Copy nothing before the line that contains "Transcribe this image's"; from there, transcribe each line exactly through the end of the material, omitting pictures.
____
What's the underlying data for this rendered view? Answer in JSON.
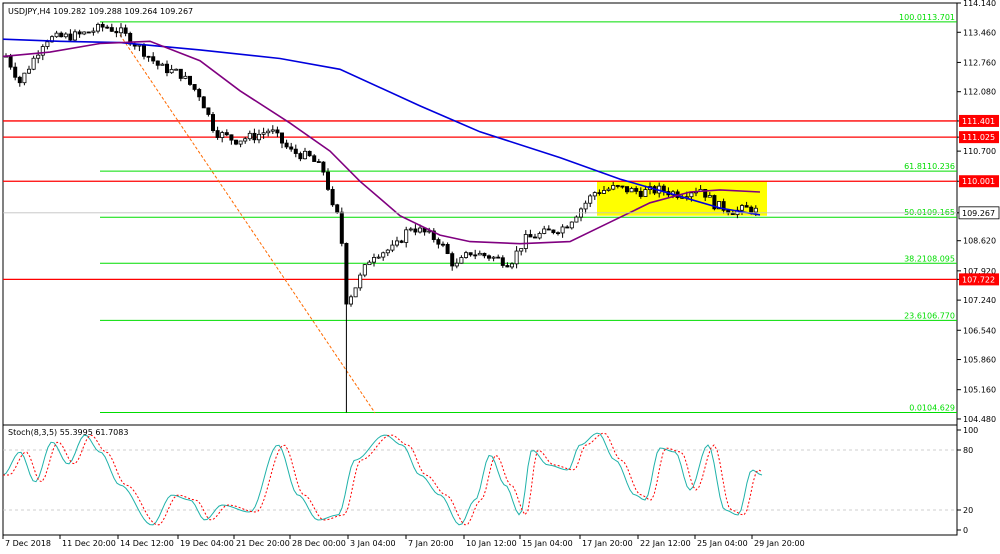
{
  "chart_data": {
    "type": "candlestick",
    "symbol_title": "USDJPY,H4  109.282 109.288 109.264 109.267",
    "price_axis": {
      "ylim": [
        104.34,
        114.14
      ],
      "ticks": [
        "114.140",
        "113.460",
        "112.760",
        "112.080",
        "111.401",
        "111.025",
        "110.700",
        "110.001",
        "109.267",
        "108.620",
        "107.920",
        "107.722",
        "107.240",
        "106.540",
        "105.860",
        "105.160",
        "104.480"
      ],
      "highlighted_levels": [
        {
          "label": "111.401",
          "value": 111.401,
          "color": "#ff0000"
        },
        {
          "label": "111.025",
          "value": 111.025,
          "color": "#ff0000"
        },
        {
          "label": "110.001",
          "value": 110.001,
          "color": "#ff0000"
        },
        {
          "label": "107.722",
          "value": 107.722,
          "color": "#ff0000"
        }
      ],
      "current_price_label": "109.267",
      "current_price": 109.267
    },
    "x_labels": [
      "7 Dec 2018",
      "11 Dec 20:00",
      "14 Dec 12:00",
      "19 Dec 04:00",
      "21 Dec 20:00",
      "28 Dec 00:00",
      "3 Jan 04:00",
      "7 Jan 20:00",
      "10 Jan 12:00",
      "15 Jan 04:00",
      "17 Jan 20:00",
      "22 Jan 12:00",
      "25 Jan 04:00",
      "29 Jan 20:00"
    ],
    "horizontal_levels": [
      {
        "value": 111.401,
        "color": "#ff0000"
      },
      {
        "value": 111.025,
        "color": "#ff0000"
      },
      {
        "value": 110.001,
        "color": "#ff0000"
      },
      {
        "value": 107.722,
        "color": "#ff0000"
      }
    ],
    "fibonacci": [
      {
        "label": "100.0113.701",
        "value": 113.701
      },
      {
        "label": "61.8110.236",
        "value": 110.236
      },
      {
        "label": "50.0109.165",
        "value": 109.165
      },
      {
        "label": "38.2108.095",
        "value": 108.095
      },
      {
        "label": "23.6106.770",
        "value": 106.77
      },
      {
        "label": "0.0104.629",
        "value": 104.629
      }
    ],
    "fib_color": "#00dd00",
    "highlight_box": {
      "price_top": 110.0,
      "price_bottom": 109.2,
      "color": "#ffff00"
    },
    "ma_fast_color": "#800080",
    "ma_slow_color": "#0000dd",
    "oscillator": {
      "title": "Stoch(8,3,5) 55.3995 61.7083",
      "ylim": [
        0,
        100
      ],
      "ticks": [
        "100",
        "80",
        "20",
        "0"
      ],
      "levels": [
        80,
        20
      ],
      "main_color": "#20b2aa",
      "signal_color": "#ff0000"
    }
  }
}
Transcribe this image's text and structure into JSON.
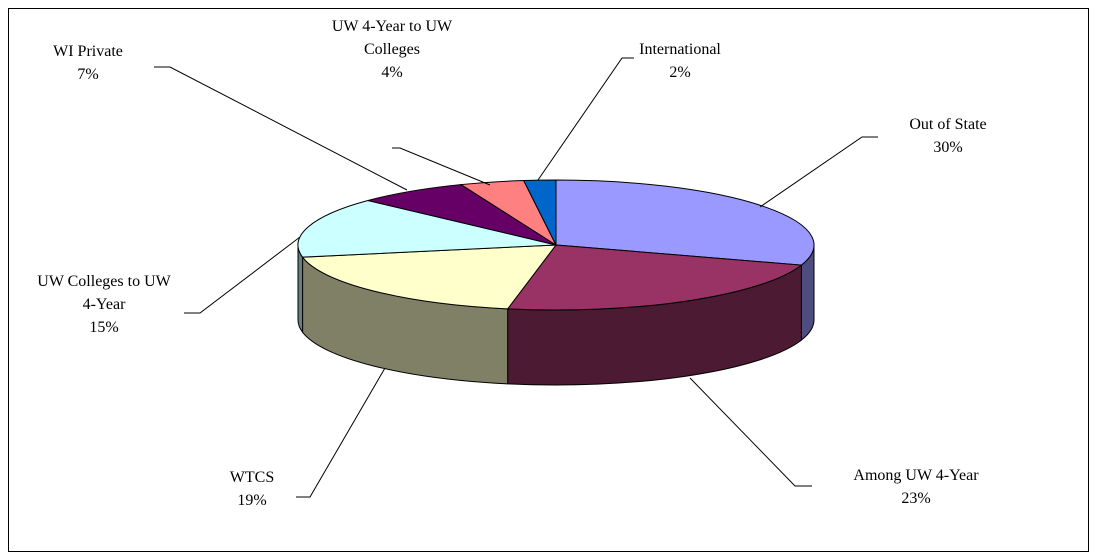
{
  "chart_data": {
    "type": "pie3d",
    "categories": [
      "Out of State",
      "Among UW 4-Year",
      "WTCS",
      "UW Colleges to UW 4-Year",
      "WI Private",
      "UW 4-Year to UW Colleges",
      "International"
    ],
    "values": [
      30,
      23,
      19,
      15,
      7,
      4,
      2
    ],
    "value_labels": [
      "30%",
      "23%",
      "19%",
      "15%",
      "7%",
      "4%",
      "2%"
    ],
    "colors": [
      "#9999ff",
      "#993366",
      "#ffffcc",
      "#ccffff",
      "#660066",
      "#ff8080",
      "#0066cc"
    ]
  }
}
____
- **Answer to the task**
Transcribe this image's text and structure into JSON.
{
  "chart_data": {
    "type": "pie3d",
    "categories": [
      "Out of State",
      "Among UW 4-Year",
      "WTCS",
      "UW Colleges to UW 4-Year",
      "WI Private",
      "UW 4-Year to UW Colleges",
      "International"
    ],
    "values": [
      30,
      23,
      19,
      15,
      7,
      4,
      2
    ],
    "value_labels": [
      "30%",
      "23%",
      "19%",
      "15%",
      "7%",
      "4%",
      "2%"
    ],
    "colors": [
      "#9999ff",
      "#993366",
      "#ffffcc",
      "#ccffff",
      "#660066",
      "#ff8080",
      "#0066cc"
    ]
  }
}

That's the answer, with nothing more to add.